Records about charts and figures:
——————————
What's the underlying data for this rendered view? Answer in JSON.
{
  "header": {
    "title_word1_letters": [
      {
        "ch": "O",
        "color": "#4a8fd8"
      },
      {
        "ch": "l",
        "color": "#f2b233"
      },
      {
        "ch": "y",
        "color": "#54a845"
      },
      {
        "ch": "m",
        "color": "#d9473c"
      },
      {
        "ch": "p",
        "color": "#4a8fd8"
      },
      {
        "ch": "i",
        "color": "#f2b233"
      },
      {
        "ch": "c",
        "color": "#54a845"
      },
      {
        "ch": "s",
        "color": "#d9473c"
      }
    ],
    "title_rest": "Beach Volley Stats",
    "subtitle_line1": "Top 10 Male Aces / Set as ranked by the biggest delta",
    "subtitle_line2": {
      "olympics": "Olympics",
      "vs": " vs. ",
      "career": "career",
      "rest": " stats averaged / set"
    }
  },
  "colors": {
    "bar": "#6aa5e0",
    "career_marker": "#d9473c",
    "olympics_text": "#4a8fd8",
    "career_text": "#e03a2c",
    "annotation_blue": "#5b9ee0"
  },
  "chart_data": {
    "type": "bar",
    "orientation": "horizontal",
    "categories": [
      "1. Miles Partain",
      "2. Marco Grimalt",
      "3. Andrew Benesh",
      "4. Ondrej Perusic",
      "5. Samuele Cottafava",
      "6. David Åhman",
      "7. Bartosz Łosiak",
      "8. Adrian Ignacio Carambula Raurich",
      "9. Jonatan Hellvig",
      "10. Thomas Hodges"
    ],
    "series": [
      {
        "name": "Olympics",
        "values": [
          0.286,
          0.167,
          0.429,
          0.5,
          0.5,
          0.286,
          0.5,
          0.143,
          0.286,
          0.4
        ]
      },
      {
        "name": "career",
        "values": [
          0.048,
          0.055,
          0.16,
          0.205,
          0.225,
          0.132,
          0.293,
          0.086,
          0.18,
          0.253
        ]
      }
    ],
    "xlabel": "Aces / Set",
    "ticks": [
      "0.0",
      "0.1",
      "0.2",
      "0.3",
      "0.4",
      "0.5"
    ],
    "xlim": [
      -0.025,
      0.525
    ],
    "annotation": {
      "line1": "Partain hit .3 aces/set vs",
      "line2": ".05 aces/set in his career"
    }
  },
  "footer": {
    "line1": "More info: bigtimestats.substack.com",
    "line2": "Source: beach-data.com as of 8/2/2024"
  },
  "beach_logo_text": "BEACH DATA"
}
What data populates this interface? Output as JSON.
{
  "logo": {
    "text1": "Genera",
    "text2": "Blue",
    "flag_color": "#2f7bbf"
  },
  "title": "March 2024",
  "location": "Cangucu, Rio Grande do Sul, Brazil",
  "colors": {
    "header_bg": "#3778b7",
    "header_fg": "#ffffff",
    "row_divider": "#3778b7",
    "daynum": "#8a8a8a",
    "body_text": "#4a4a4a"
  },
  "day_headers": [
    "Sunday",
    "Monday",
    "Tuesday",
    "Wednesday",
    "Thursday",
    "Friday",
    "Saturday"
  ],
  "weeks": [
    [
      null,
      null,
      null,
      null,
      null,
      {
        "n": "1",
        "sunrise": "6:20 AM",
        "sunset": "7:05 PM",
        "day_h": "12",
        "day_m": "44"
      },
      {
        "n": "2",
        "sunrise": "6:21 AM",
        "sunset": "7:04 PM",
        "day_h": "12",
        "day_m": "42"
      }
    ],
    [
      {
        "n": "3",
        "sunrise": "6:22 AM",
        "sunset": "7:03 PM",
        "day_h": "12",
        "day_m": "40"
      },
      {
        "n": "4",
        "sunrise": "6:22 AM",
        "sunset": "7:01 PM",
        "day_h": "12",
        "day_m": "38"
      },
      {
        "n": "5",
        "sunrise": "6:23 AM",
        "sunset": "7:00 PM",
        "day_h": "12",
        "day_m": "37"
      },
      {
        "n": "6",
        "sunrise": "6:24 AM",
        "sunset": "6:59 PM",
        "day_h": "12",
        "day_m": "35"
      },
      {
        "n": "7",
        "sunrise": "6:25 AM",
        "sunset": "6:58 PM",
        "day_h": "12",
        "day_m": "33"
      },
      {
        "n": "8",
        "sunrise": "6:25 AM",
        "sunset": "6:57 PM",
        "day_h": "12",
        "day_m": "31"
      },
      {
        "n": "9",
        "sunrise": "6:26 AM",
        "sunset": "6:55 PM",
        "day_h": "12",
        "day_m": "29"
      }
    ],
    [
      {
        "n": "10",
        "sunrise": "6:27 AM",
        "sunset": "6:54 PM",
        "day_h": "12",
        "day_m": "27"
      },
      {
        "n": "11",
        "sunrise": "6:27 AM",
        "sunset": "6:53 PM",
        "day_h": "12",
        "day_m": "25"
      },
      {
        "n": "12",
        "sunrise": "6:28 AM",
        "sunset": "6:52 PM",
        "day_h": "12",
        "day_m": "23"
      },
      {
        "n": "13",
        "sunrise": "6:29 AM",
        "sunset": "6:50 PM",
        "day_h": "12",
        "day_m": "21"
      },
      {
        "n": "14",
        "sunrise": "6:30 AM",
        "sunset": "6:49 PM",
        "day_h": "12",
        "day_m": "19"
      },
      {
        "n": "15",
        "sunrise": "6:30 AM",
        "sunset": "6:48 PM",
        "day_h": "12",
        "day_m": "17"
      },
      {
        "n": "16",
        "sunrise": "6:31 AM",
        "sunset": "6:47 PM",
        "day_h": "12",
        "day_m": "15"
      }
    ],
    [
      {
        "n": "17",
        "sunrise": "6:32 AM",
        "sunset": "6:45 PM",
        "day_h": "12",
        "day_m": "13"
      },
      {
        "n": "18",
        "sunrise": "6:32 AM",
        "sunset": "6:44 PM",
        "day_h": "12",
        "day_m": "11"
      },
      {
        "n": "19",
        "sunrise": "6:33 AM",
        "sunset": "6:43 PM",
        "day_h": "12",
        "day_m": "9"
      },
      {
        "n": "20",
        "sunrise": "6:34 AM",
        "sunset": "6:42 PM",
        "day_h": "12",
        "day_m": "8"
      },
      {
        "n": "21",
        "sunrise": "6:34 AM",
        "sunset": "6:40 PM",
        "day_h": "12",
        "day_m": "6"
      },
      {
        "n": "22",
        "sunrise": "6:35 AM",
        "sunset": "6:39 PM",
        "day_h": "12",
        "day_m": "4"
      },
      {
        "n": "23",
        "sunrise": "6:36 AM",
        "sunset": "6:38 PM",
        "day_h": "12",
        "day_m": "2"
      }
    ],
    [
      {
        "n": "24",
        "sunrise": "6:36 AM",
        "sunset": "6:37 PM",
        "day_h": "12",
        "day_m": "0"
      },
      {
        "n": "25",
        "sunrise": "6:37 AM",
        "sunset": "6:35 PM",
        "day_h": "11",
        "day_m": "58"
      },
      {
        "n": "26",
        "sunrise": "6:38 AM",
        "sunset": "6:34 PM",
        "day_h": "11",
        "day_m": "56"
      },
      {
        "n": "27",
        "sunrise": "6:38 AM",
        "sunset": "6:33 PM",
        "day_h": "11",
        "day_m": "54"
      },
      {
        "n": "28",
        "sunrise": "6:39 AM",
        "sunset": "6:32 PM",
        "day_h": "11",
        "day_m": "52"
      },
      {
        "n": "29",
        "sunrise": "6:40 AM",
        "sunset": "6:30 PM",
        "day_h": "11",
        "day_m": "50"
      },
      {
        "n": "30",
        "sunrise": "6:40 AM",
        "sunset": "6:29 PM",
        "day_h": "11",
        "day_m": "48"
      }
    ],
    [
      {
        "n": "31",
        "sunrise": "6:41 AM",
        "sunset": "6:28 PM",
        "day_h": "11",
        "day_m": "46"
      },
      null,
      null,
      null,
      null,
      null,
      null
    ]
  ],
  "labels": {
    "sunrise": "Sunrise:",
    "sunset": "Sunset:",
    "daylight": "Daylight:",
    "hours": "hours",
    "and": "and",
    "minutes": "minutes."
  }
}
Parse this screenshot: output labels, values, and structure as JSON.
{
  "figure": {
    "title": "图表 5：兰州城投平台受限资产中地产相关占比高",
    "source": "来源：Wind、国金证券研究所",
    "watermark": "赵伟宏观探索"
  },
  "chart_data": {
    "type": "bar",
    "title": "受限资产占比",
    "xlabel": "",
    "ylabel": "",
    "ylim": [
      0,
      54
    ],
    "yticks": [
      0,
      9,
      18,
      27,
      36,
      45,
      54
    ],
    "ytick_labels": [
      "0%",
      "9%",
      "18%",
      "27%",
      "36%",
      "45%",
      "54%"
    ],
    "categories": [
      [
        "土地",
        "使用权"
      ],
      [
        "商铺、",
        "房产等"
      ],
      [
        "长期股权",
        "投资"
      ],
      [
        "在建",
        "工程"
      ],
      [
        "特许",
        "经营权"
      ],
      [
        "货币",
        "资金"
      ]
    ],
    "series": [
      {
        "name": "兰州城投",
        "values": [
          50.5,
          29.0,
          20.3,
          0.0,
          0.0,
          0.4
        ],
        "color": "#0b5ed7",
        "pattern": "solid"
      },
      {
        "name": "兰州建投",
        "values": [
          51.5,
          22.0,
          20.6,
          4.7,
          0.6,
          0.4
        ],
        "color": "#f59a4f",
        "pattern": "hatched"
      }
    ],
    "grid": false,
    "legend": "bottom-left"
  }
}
——————————
= EXERCISE PROMPT =
Go through the material and select each line with the string "What" in it.

= EXERCISE ANSWER =
What's the underlying data for this rendered view? Answer in JSON.
What data populates this interface? Output as JSON.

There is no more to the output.